[Dataset rows]
"""

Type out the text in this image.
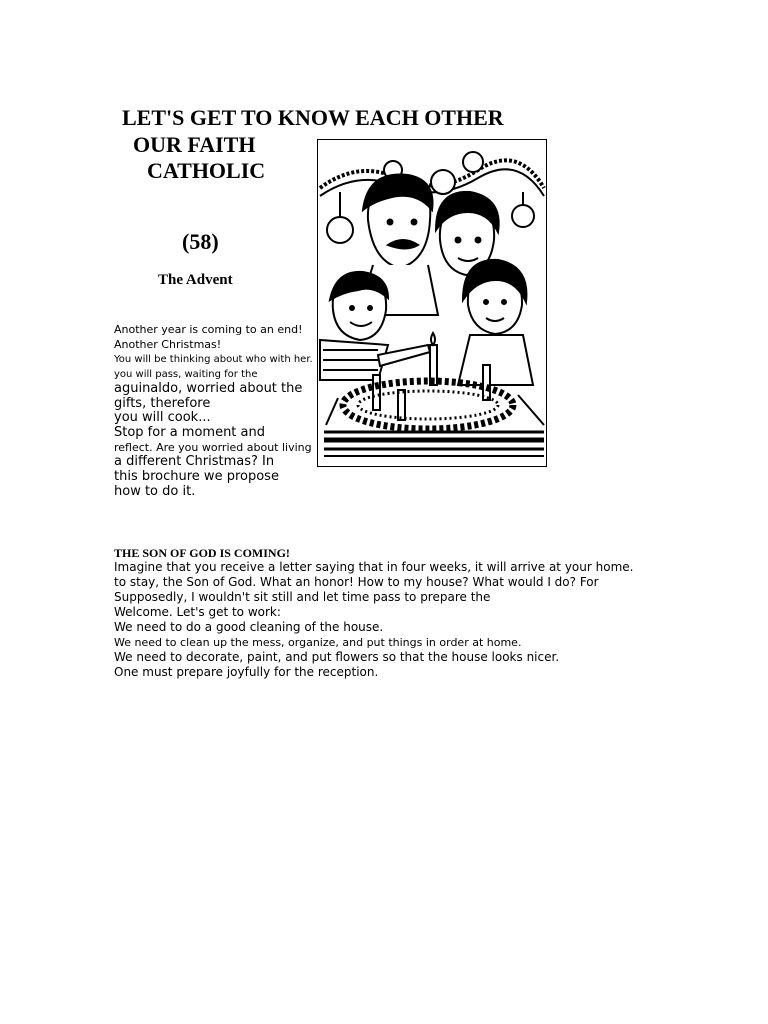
LET'S GET TO KNOW EACH OTHER
OUR FAITH
CATHOLIC
(58)
The Advent
Another year is coming to an end!
Another Christmas!
You will be thinking about who with her.
you will pass, waiting for the
aguinaldo, worried about the
gifts, therefore
you will cook...
Stop for a moment and
reflect. Are you worried about living
a different Christmas? In
this brochure we propose
how to do it.
THE SON OF GOD IS COMING!
Imagine that you receive a letter saying that in four weeks, it will arrive at your home.
to stay, the Son of God. What an honor! How to my house? What would I do? For
Supposedly, I wouldn't sit still and let time pass to prepare the
Welcome. Let's get to work:
We need to do a good cleaning of the house.
We need to clean up the mess, organize, and put things in order at home.
We need to decorate, paint, and put flowers so that the house looks nicer.
One must prepare joyfully for the reception.
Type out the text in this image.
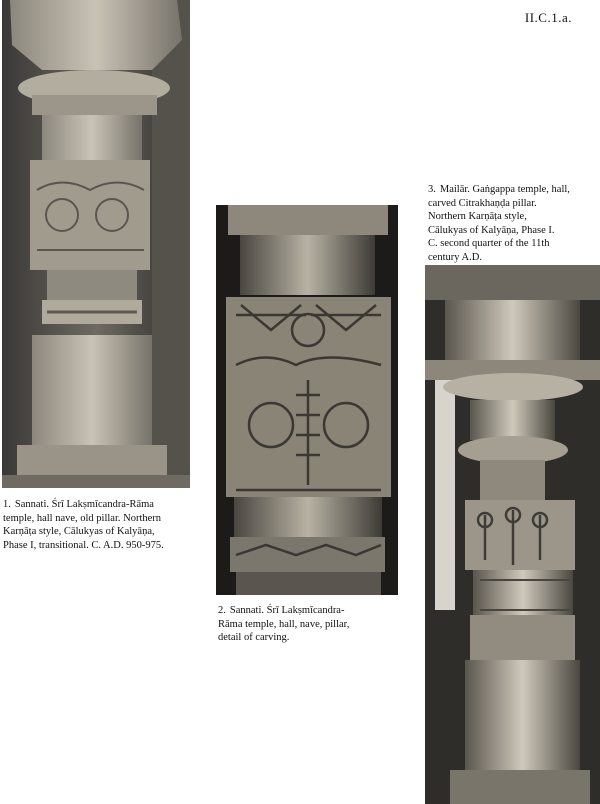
II.C.1.a.
1. Sannati. Śrī Lakṣmīcandra-Rāma
temple, hall nave, old pillar. Northern
Karṇāṭa style, Cālukyas of Kalyāṇa,
Phase I, transitional. C. A.D. 950-975.
2. Sannati. Śrī Lakṣmīcandra-
Rāma temple, hall, nave, pillar,
detail of carving.
3. Mailār. Gaṅgappa temple, hall,
carved Citrakhaṇḍa pillar.
Northern Karṇāṭa style,
Cālukyas of Kalyāṇa, Phase I.
C. second quarter of the 11th
century A.D.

"""

## WHAT IS EXPECTED
Leave out every line without the string "Another" and copy the rest.

## SOLUTION BELOW
Another year is coming to an end!
Another Christmas!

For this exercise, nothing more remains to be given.